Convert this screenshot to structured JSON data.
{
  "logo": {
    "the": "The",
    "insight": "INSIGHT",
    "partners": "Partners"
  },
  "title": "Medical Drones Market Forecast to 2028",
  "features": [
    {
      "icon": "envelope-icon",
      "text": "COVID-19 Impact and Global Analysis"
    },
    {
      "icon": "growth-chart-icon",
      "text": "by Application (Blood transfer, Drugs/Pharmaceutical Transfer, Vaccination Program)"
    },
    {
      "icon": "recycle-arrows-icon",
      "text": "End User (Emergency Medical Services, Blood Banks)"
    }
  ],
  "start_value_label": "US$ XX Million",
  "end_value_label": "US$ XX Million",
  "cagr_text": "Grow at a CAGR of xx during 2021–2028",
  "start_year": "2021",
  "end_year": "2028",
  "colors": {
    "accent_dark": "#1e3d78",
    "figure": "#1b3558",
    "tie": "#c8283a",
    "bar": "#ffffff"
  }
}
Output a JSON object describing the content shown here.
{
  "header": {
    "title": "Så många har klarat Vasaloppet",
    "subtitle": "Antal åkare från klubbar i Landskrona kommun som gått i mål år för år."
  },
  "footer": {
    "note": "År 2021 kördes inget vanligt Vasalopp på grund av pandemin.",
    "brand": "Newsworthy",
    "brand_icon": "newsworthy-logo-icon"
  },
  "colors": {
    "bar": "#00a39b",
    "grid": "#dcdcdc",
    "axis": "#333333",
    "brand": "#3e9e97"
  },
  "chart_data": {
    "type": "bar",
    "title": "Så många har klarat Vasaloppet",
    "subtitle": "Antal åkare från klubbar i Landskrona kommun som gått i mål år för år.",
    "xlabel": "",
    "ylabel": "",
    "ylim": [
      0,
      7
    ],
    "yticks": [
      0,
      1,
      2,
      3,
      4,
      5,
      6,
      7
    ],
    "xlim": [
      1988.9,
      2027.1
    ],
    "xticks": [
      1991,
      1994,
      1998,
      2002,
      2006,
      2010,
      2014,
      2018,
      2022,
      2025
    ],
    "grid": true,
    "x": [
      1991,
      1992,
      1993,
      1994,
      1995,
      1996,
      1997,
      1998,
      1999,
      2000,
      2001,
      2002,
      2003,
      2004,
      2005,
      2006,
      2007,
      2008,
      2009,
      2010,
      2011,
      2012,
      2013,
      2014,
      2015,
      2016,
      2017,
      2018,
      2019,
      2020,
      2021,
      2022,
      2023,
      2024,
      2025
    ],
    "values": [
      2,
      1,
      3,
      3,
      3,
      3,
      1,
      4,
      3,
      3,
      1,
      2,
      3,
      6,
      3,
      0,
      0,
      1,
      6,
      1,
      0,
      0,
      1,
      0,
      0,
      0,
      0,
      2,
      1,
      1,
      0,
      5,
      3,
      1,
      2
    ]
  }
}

---*---

• **Objective**
Repeat every line of the data, exactly and in full.

• **Response for this exercise**
Convert this screenshot to structured JSON data.
{
  "logo": {
    "the": "The",
    "insight": "INSIGHT",
    "partners": "Partners"
  },
  "title": "Medical Drones Market Forecast to 2028",
  "features": [
    {
      "icon": "envelope-icon",
      "text": "COVID-19 Impact and Global Analysis"
    },
    {
      "icon": "growth-chart-icon",
      "text": "by Application (Blood transfer, Drugs/Pharmaceutical Transfer, Vaccination Program)"
    },
    {
      "icon": "recycle-arrows-icon",
      "text": "End User (Emergency Medical Services, Blood Banks)"
    }
  ],
  "start_value_label": "US$ XX Million",
  "end_value_label": "US$ XX Million",
  "cagr_text": "Grow at a CAGR of xx during 2021–2028",
  "start_year": "2021",
  "end_year": "2028",
  "colors": {
    "accent_dark": "#1e3d78",
    "figure": "#1b3558",
    "tie": "#c8283a",
    "bar": "#ffffff"
  }
}
Output a JSON object describing the content shown here.
{
  "header": {
    "title": "Så många har klarat Vasaloppet",
    "subtitle": "Antal åkare från klubbar i Landskrona kommun som gått i mål år för år."
  },
  "footer": {
    "note": "År 2021 kördes inget vanligt Vasalopp på grund av pandemin.",
    "brand": "Newsworthy",
    "brand_icon": "newsworthy-logo-icon"
  },
  "colors": {
    "bar": "#00a39b",
    "grid": "#dcdcdc",
    "axis": "#333333",
    "brand": "#3e9e97"
  },
  "chart_data": {
    "type": "bar",
    "title": "Så många har klarat Vasaloppet",
    "subtitle": "Antal åkare från klubbar i Landskrona kommun som gått i mål år för år.",
    "xlabel": "",
    "ylabel": "",
    "ylim": [
      0,
      7
    ],
    "yticks": [
      0,
      1,
      2,
      3,
      4,
      5,
      6,
      7
    ],
    "xlim": [
      1988.9,
      2027.1
    ],
    "xticks": [
      1991,
      1994,
      1998,
      2002,
      2006,
      2010,
      2014,
      2018,
      2022,
      2025
    ],
    "grid": true,
    "x": [
      1991,
      1992,
      1993,
      1994,
      1995,
      1996,
      1997,
      1998,
      1999,
      2000,
      2001,
      2002,
      2003,
      2004,
      2005,
      2006,
      2007,
      2008,
      2009,
      2010,
      2011,
      2012,
      2013,
      2014,
      2015,
      2016,
      2017,
      2018,
      2019,
      2020,
      2021,
      2022,
      2023,
      2024,
      2025
    ],
    "values": [
      2,
      1,
      3,
      3,
      3,
      3,
      1,
      4,
      3,
      3,
      1,
      2,
      3,
      6,
      3,
      0,
      0,
      1,
      6,
      1,
      0,
      0,
      1,
      0,
      0,
      0,
      0,
      2,
      1,
      1,
      0,
      5,
      3,
      1,
      2
    ]
  }
}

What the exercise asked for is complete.